>> Start
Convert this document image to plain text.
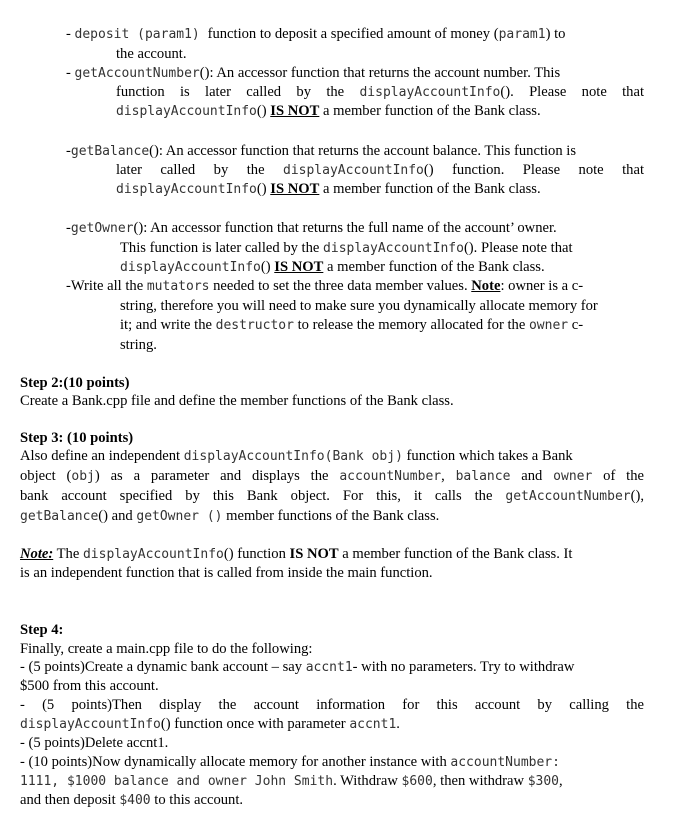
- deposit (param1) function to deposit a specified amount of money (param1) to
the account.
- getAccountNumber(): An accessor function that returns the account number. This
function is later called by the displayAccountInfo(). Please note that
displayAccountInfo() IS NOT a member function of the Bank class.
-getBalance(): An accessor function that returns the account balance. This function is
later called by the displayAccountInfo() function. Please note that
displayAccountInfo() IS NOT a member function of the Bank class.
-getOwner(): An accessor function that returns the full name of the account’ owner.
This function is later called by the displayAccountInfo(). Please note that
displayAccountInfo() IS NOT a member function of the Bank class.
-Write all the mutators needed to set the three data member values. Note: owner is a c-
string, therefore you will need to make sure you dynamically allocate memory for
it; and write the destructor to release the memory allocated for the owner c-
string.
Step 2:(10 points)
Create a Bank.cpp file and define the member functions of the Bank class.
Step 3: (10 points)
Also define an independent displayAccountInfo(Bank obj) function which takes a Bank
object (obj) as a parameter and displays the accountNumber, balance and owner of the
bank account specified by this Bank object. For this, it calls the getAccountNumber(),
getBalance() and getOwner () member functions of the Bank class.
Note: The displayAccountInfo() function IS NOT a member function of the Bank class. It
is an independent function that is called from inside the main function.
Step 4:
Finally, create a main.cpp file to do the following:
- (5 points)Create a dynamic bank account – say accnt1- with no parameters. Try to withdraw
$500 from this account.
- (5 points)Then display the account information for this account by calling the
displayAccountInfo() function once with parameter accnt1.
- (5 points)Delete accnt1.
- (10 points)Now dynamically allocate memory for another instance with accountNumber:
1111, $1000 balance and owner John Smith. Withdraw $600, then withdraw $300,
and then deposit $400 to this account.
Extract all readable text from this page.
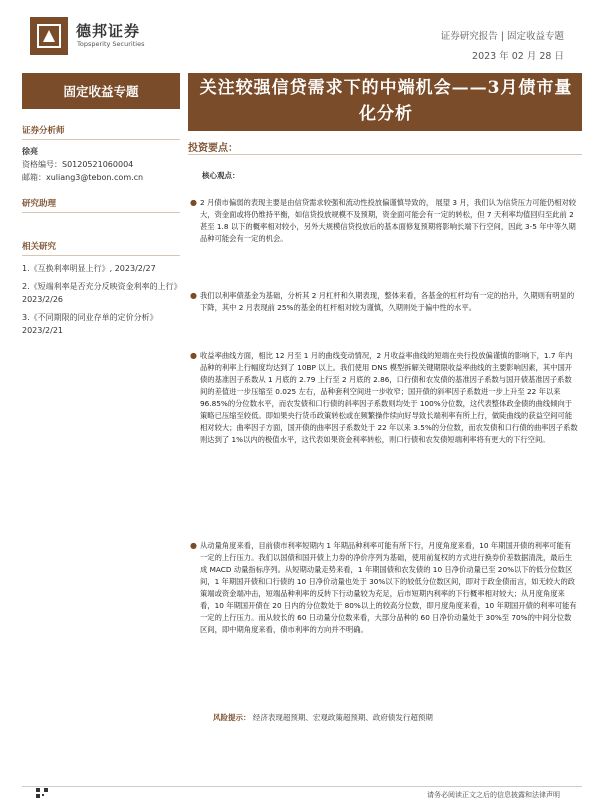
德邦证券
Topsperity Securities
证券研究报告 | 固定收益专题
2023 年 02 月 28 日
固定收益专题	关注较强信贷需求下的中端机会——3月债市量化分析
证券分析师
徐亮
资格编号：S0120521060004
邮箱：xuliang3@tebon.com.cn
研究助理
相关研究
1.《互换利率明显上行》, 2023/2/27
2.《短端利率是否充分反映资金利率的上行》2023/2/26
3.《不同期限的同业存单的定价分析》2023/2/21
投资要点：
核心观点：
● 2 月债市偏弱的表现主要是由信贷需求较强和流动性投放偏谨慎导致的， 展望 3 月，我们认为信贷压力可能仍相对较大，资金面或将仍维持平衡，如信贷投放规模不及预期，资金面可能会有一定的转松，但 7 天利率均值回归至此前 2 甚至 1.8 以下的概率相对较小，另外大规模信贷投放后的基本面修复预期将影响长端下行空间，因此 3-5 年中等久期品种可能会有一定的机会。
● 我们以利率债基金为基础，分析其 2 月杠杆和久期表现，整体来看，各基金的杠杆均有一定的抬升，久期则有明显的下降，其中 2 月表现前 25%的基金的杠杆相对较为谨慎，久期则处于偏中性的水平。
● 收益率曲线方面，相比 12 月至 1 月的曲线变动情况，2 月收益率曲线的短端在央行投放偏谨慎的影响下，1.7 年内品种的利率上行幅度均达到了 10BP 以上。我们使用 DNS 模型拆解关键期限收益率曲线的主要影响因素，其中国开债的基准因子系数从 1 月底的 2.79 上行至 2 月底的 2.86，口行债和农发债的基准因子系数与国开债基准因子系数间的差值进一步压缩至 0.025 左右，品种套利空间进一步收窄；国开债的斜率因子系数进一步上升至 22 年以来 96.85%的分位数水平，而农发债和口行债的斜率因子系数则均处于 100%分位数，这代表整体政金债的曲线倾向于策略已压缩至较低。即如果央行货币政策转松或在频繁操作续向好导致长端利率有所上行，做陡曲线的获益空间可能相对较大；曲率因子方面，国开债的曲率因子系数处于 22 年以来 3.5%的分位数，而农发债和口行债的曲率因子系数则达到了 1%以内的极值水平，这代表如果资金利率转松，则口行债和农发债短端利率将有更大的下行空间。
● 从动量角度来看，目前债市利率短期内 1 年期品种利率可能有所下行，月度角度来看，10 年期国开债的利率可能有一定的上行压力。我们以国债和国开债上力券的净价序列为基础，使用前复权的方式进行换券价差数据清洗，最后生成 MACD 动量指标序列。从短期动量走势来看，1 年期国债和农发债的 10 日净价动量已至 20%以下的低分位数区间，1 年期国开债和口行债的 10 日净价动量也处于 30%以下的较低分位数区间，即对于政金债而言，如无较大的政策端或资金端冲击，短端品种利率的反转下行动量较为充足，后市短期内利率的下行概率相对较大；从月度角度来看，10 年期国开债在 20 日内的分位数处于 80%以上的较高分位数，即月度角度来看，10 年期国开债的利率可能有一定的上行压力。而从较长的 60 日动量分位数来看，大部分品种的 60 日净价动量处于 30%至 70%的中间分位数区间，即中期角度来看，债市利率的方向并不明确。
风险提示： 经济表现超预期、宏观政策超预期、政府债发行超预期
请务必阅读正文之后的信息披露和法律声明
>> End
## WHAT YOU SHOULD DO
Look above for every line with the word "independent" and copy it.

## ANSWER IN FULL
Also define an independent displayAccountInfo(Bank obj) function which takes a Bank
is an independent function that is called from inside the main function.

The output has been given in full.